─── Records provided
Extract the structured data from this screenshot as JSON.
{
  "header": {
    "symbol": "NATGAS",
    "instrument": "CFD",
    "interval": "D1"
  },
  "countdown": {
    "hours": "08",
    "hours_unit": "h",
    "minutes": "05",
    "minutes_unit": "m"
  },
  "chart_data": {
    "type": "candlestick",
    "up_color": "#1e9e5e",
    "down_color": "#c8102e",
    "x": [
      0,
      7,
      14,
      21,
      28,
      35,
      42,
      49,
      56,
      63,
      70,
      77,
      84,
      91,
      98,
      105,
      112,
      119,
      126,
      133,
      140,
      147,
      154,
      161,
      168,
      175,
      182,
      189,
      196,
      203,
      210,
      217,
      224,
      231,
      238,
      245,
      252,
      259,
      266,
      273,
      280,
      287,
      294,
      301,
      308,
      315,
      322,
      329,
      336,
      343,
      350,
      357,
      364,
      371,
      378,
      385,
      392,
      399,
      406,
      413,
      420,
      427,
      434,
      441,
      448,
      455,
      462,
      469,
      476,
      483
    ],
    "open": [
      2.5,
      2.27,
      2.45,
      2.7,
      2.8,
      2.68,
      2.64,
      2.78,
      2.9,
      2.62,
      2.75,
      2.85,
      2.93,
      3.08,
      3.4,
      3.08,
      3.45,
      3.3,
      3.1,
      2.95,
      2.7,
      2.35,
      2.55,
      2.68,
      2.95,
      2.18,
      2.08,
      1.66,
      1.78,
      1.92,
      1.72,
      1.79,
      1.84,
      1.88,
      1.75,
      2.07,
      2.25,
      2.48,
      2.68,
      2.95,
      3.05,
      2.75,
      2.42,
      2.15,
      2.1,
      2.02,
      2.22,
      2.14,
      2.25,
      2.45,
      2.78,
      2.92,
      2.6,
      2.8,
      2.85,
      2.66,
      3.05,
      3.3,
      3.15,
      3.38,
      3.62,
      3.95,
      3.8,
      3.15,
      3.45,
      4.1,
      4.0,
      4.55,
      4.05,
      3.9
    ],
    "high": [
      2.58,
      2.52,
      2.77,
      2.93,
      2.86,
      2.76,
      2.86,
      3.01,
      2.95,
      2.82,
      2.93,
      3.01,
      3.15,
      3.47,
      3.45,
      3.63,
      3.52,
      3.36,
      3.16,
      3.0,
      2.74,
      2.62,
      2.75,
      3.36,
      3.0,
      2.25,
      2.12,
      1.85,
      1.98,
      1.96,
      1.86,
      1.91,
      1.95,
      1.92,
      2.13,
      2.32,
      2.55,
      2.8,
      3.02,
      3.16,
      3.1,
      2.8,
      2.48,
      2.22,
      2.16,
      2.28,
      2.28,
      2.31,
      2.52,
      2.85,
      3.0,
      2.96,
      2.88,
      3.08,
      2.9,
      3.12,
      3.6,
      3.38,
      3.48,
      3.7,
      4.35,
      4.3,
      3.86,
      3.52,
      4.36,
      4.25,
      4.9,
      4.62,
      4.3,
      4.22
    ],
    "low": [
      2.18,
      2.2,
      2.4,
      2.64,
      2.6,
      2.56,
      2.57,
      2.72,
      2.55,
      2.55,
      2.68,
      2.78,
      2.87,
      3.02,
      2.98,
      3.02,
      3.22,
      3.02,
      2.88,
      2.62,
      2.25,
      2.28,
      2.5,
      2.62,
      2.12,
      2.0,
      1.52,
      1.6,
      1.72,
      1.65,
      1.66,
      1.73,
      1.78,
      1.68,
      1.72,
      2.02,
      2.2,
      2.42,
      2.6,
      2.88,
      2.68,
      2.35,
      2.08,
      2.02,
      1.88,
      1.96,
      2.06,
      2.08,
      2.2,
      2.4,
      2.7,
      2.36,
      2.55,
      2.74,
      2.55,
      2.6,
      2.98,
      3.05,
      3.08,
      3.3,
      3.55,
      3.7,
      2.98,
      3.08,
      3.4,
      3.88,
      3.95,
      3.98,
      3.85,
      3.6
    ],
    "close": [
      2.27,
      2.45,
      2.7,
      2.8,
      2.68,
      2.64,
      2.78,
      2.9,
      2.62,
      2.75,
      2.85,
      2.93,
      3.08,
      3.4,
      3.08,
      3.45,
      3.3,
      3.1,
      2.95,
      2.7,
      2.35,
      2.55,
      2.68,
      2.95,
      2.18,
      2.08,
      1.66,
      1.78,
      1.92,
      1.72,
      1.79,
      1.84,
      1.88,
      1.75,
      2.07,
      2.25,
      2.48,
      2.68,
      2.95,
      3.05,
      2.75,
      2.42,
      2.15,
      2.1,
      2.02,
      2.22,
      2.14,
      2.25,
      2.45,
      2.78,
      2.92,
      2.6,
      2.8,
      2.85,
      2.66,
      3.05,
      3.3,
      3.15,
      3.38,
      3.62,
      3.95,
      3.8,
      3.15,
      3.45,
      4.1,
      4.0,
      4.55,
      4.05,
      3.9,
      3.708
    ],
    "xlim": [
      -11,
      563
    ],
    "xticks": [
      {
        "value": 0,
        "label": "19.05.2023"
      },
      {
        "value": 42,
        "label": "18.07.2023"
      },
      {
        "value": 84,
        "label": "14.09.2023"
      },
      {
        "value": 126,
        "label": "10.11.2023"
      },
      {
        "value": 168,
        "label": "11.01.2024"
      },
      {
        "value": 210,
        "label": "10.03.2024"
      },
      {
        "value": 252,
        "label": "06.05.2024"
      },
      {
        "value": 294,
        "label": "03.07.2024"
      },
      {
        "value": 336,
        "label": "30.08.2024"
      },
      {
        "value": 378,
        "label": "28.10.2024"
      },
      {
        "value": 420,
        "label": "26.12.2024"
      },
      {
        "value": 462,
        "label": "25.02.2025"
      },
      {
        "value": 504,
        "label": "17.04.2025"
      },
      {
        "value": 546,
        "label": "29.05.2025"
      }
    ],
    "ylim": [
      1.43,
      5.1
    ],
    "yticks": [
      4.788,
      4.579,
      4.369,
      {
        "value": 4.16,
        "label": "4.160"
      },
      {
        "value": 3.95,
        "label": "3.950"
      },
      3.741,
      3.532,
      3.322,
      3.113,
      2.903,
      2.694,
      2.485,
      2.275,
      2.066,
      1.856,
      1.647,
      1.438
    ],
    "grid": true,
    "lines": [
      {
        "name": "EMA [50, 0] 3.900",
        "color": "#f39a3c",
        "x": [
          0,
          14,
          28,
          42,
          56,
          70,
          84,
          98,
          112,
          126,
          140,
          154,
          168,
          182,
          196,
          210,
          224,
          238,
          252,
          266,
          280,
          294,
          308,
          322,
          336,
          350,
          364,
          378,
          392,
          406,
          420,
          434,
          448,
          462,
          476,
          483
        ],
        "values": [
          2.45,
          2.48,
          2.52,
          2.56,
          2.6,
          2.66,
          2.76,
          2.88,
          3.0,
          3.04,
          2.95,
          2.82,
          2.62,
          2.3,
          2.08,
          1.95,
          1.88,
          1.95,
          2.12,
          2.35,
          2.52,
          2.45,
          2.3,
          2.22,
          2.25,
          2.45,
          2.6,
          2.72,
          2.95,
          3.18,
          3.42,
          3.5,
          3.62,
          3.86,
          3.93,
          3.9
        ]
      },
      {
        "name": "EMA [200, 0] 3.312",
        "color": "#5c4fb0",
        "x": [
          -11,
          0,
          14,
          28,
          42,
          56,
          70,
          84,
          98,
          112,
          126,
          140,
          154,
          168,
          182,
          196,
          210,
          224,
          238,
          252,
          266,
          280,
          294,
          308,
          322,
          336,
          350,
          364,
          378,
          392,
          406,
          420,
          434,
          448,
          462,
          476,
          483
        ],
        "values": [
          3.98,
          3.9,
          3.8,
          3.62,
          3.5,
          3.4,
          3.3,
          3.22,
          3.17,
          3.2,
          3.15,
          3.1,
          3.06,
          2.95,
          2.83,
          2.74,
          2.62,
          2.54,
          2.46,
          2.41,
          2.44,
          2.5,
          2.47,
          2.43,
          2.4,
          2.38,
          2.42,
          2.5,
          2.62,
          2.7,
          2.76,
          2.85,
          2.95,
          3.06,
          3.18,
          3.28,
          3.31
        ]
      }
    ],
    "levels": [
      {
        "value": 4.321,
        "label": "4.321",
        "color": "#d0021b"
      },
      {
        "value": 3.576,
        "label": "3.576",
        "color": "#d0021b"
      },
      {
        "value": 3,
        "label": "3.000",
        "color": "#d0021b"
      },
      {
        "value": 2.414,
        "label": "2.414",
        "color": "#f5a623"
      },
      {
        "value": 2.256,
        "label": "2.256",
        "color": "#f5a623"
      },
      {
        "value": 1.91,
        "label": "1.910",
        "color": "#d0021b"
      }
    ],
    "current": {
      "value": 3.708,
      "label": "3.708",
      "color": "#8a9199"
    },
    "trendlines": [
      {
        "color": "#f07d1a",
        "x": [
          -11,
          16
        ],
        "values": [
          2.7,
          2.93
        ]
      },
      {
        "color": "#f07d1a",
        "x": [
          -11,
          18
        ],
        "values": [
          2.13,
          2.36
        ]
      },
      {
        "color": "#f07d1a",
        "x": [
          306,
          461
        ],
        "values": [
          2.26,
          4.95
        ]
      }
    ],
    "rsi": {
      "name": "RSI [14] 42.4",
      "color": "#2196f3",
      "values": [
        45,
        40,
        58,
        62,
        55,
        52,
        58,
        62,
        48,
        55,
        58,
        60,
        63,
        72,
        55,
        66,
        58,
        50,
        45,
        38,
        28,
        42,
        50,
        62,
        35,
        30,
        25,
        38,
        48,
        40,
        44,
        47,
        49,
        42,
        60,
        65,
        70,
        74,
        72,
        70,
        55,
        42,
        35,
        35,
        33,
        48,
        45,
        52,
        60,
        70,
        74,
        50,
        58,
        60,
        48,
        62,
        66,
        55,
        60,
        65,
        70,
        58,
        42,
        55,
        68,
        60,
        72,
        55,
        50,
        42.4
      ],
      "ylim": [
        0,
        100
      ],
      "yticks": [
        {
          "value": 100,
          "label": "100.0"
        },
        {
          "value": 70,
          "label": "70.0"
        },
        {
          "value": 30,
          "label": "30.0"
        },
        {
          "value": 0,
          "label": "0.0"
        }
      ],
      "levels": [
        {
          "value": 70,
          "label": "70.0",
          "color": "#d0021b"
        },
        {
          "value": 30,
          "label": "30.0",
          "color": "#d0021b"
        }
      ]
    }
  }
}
──────
### Goal
Track down the lines that include the word "name" and copy them.

### Result for this task
        "name": "EMA [50, 0] 3.900",
        "name": "EMA [200, 0] 3.312",
      "name": "RSI [14] 42.4",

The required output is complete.